▸ Material for this exercise
+++++

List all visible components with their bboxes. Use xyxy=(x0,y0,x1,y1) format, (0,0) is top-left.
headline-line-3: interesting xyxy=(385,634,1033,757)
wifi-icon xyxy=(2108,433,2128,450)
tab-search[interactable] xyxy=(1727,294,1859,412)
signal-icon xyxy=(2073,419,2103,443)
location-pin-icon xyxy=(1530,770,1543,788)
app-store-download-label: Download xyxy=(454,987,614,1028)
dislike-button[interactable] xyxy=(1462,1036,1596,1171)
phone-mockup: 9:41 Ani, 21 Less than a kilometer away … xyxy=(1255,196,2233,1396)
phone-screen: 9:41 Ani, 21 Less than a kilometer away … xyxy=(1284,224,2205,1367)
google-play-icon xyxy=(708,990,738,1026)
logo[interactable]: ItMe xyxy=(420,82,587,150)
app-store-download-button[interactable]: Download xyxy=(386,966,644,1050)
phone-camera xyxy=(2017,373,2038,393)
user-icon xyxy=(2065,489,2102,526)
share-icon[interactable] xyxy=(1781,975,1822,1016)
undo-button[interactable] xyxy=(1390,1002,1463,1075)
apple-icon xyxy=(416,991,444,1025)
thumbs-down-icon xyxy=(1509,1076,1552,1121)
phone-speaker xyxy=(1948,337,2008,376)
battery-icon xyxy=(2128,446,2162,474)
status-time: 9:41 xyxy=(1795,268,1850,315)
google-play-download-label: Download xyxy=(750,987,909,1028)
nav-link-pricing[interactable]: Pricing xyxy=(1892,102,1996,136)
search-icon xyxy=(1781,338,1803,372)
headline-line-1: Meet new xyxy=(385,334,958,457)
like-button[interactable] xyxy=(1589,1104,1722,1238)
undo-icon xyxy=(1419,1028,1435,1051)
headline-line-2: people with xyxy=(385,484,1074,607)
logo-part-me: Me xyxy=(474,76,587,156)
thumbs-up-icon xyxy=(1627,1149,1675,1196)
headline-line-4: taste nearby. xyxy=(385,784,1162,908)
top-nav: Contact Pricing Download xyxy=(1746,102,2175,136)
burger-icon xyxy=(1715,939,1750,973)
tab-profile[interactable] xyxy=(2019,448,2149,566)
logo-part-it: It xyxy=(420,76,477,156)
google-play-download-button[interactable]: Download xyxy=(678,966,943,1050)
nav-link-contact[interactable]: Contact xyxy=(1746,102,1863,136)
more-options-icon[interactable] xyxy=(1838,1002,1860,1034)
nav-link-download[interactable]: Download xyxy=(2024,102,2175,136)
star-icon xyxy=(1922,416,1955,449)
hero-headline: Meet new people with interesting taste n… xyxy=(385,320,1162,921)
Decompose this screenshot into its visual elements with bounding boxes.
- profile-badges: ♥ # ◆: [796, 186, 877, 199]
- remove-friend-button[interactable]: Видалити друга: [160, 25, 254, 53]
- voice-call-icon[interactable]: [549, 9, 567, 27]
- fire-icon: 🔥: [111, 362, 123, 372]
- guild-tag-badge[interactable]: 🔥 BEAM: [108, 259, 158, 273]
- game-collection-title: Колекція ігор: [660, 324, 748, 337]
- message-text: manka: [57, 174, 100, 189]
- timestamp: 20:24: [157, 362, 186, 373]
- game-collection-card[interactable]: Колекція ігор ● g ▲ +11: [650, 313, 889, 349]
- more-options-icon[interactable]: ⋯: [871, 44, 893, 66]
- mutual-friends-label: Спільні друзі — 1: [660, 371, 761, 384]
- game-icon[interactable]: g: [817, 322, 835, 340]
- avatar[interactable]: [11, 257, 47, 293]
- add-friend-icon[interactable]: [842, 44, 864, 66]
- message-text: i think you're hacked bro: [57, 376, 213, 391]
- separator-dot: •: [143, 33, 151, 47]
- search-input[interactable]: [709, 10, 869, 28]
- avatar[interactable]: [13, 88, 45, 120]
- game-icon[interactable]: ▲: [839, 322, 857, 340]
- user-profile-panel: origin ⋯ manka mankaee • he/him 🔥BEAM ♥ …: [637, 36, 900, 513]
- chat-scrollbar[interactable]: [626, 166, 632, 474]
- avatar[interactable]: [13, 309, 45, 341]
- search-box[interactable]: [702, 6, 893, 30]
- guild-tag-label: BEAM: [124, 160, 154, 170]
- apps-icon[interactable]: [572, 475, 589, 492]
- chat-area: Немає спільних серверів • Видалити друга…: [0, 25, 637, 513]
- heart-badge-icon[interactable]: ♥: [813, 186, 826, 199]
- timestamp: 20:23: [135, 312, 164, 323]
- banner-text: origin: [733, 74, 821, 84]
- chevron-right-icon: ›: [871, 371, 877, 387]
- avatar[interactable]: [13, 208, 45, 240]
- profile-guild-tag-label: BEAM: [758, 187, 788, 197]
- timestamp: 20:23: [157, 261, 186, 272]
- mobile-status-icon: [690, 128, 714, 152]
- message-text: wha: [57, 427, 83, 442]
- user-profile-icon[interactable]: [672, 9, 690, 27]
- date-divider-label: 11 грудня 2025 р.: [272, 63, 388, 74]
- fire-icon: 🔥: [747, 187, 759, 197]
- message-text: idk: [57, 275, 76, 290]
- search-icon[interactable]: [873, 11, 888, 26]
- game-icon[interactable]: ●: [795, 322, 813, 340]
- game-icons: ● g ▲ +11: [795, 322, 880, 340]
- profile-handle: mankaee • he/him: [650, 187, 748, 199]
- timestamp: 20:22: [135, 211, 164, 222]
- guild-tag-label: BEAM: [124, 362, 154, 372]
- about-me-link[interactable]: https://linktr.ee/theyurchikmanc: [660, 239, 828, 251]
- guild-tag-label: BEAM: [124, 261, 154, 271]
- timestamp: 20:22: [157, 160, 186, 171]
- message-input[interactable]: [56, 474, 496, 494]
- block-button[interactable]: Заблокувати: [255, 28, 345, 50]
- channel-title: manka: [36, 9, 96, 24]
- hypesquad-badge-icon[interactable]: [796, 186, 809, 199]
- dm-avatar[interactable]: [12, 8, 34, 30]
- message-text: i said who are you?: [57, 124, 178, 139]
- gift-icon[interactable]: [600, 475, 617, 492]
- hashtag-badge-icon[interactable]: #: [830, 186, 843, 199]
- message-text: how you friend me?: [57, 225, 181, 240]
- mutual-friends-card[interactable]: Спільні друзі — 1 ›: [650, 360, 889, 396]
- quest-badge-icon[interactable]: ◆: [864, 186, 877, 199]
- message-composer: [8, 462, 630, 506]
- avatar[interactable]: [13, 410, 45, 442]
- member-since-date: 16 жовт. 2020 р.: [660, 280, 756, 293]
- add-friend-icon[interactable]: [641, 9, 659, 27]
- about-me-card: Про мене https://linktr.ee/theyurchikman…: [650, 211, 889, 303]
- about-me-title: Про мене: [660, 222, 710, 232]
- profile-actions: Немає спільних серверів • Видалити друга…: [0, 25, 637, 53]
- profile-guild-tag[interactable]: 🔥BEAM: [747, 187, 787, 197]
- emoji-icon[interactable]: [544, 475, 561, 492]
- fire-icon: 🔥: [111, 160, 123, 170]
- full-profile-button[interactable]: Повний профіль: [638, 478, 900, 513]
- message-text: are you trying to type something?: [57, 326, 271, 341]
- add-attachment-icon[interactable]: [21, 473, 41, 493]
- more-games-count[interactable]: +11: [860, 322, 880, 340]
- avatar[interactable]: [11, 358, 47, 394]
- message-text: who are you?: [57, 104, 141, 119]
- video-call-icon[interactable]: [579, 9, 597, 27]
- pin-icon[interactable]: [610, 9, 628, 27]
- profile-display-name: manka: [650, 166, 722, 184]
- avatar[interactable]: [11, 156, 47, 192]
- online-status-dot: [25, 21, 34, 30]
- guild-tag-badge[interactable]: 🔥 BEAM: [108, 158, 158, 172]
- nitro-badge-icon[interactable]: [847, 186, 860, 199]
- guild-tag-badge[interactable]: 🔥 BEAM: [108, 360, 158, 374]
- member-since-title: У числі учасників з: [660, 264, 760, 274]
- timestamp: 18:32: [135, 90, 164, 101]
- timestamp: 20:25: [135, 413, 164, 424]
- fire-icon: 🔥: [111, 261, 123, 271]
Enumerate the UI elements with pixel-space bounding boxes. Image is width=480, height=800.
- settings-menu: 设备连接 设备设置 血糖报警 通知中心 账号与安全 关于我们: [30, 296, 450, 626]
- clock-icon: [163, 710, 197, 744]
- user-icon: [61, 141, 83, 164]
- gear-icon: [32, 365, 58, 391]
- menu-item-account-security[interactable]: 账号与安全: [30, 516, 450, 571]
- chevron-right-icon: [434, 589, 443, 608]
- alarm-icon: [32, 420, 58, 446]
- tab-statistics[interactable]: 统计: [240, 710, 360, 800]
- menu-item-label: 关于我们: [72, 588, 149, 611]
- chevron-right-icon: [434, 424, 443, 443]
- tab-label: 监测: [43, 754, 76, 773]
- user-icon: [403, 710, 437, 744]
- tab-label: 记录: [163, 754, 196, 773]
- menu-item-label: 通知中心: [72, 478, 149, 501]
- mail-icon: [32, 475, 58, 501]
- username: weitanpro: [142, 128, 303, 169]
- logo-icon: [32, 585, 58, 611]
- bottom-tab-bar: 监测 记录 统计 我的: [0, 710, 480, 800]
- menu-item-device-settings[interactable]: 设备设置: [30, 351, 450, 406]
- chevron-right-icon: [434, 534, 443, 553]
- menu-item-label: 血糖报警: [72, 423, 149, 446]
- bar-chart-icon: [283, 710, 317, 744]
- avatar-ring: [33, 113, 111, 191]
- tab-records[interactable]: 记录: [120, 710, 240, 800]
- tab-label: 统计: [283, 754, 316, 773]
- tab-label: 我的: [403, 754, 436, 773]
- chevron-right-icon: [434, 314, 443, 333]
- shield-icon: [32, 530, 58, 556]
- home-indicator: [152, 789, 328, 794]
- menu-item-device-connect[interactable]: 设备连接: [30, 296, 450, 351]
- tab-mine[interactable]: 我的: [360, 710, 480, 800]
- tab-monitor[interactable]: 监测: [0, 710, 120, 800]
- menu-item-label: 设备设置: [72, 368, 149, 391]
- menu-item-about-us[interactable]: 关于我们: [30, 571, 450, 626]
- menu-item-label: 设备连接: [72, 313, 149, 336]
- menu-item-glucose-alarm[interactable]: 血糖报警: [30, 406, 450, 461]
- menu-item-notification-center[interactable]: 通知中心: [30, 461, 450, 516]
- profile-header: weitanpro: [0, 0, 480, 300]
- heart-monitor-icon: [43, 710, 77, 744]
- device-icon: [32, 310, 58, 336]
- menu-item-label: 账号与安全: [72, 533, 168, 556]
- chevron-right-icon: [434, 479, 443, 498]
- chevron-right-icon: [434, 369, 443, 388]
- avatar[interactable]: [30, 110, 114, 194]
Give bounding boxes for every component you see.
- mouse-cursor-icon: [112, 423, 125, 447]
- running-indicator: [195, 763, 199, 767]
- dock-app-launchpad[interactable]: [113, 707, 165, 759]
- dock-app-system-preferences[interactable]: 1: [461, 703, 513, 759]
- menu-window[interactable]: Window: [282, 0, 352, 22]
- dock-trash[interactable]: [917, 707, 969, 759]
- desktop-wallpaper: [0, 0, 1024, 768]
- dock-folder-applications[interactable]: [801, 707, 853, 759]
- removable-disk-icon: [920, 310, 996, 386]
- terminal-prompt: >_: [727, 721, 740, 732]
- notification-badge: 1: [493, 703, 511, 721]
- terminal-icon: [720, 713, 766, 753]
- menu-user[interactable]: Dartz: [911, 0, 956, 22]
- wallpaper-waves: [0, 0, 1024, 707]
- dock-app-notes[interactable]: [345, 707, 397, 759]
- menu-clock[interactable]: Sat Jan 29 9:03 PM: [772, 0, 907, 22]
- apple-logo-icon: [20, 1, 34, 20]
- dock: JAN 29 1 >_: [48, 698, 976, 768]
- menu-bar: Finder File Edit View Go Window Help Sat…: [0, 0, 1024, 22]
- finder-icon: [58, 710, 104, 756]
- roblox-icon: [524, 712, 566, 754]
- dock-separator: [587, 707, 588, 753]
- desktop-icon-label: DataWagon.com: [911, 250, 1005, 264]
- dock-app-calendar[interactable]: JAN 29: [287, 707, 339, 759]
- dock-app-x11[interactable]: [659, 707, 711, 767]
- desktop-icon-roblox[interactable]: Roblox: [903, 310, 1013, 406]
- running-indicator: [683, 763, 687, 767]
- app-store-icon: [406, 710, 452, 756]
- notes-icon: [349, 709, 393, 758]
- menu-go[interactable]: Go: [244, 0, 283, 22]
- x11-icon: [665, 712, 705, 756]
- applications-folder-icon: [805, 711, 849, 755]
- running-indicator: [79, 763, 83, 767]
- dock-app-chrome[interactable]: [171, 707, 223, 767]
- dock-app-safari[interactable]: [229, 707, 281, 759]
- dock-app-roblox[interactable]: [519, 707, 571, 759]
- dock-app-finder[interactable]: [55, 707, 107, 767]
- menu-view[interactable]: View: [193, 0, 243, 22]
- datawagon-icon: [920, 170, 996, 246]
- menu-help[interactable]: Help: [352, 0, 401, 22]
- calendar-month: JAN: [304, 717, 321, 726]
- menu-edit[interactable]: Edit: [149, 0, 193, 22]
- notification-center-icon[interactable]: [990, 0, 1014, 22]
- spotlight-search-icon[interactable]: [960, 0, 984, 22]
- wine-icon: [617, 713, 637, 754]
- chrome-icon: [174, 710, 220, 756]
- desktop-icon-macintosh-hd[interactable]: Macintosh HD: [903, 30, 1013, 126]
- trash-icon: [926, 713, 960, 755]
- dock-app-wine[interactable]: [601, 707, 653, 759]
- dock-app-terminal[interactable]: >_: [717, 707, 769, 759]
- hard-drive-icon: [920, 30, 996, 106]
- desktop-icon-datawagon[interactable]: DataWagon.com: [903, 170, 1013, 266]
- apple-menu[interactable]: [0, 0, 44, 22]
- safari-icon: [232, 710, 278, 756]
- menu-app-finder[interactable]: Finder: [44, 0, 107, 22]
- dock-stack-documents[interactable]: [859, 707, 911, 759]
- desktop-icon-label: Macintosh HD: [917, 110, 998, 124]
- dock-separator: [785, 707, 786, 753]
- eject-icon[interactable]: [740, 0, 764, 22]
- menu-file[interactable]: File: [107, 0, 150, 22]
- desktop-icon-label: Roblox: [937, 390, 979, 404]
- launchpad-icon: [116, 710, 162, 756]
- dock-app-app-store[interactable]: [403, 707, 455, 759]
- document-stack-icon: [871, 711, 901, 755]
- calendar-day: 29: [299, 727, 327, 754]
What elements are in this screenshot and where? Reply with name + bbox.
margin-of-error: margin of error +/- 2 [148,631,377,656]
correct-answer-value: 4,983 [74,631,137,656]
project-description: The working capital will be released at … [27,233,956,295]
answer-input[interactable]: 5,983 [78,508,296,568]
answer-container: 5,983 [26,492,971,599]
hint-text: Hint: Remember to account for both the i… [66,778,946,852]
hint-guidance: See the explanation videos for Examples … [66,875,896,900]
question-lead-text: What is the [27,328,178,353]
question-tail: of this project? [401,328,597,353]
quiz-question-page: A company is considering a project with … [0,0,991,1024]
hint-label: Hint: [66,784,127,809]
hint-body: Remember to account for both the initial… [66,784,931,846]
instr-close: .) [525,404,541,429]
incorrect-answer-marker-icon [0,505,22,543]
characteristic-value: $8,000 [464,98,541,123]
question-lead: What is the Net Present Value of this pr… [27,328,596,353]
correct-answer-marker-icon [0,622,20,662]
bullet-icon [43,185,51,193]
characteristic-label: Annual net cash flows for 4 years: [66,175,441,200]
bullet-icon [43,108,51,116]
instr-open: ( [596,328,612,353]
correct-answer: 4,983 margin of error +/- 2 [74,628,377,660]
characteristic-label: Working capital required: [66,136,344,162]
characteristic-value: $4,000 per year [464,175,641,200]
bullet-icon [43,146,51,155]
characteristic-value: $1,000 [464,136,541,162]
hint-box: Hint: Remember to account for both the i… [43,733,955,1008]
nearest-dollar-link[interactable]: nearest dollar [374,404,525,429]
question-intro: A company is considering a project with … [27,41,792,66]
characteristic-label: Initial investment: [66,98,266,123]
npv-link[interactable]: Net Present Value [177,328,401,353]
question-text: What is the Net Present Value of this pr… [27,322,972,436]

+++++

▸ Task instructions
Render the data from its first line through the line containing "tab-profile[interactable] xyxy=(2019,448,2149,566)", both included, as a Markdown table with the columns Row and Line, numbering each row and leaving out blank lines.

▸ Answer
| Row | Line |
|---|---|
| 1 | List all visible components with their bboxes. Use xyxy=(x0,y0,x1,y1) format, (0,0) is top-left. |
| 2 | headline-line-3: interesting xyxy=(385,634,1033,757) |
| 3 | wifi-icon xyxy=(2108,433,2128,450) |
| 4 | tab-search[interactable] xyxy=(1727,294,1859,412) |
| 5 | signal-icon xyxy=(2073,419,2103,443) |
| 6 | location-pin-icon xyxy=(1530,770,1543,788) |
| 7 | app-store-download-label: Download xyxy=(454,987,614,1028) |
| 8 | dislike-button[interactable] xyxy=(1462,1036,1596,1171) |
| 9 | phone-mockup: 9:41 Ani, 21 Less than a kilometer away … xyxy=(1255,196,2233,1396) |
| 10 | phone-screen: 9:41 Ani, 21 Less than a kilometer away … xyxy=(1284,224,2205,1367) |
| 11 | google-play-icon xyxy=(708,990,738,1026) |
| 12 | logo[interactable]: ItMe xyxy=(420,82,587,150) |
| 13 | app-store-download-button[interactable]: Download xyxy=(386,966,644,1050) |
| 14 | phone-camera xyxy=(2017,373,2038,393) |
| 15 | user-icon xyxy=(2065,489,2102,526) |
| 16 | share-icon[interactable] xyxy=(1781,975,1822,1016) |
| 17 | undo-button[interactable] xyxy=(1390,1002,1463,1075) |
| 18 | apple-icon xyxy=(416,991,444,1025) |
| 19 | thumbs-down-icon xyxy=(1509,1076,1552,1121) |
| 20 | phone-speaker xyxy=(1948,337,2008,376) |
| 21 | battery-icon xyxy=(2128,446,2162,474) |
| 22 | status-time: 9:41 xyxy=(1795,268,1850,315) |
| 23 | google-play-download-label: Download xyxy=(750,987,909,1028) |
| 24 | nav-link-pricing[interactable]: Pricing xyxy=(1892,102,1996,136) |
| 25 | search-icon xyxy=(1781,338,1803,372) |
| 26 | headline-line-1: Meet new xyxy=(385,334,958,457) |
| 27 | like-button[interactable] xyxy=(1589,1104,1722,1238) |
| 28 | undo-icon xyxy=(1419,1028,1435,1051) |
| 29 | headline-line-2: people with xyxy=(385,484,1074,607) |
| 30 | logo-part-me: Me xyxy=(474,76,587,156) |
| 31 | thumbs-up-icon xyxy=(1627,1149,1675,1196) |
| 32 | headline-line-4: taste nearby. xyxy=(385,784,1162,908) |
| 33 | top-nav: Contact Pricing Download xyxy=(1746,102,2175,136) |
| 34 | burger-icon xyxy=(1715,939,1750,973) |
| 35 | tab-profile[interactable] xyxy=(2019,448,2149,566) |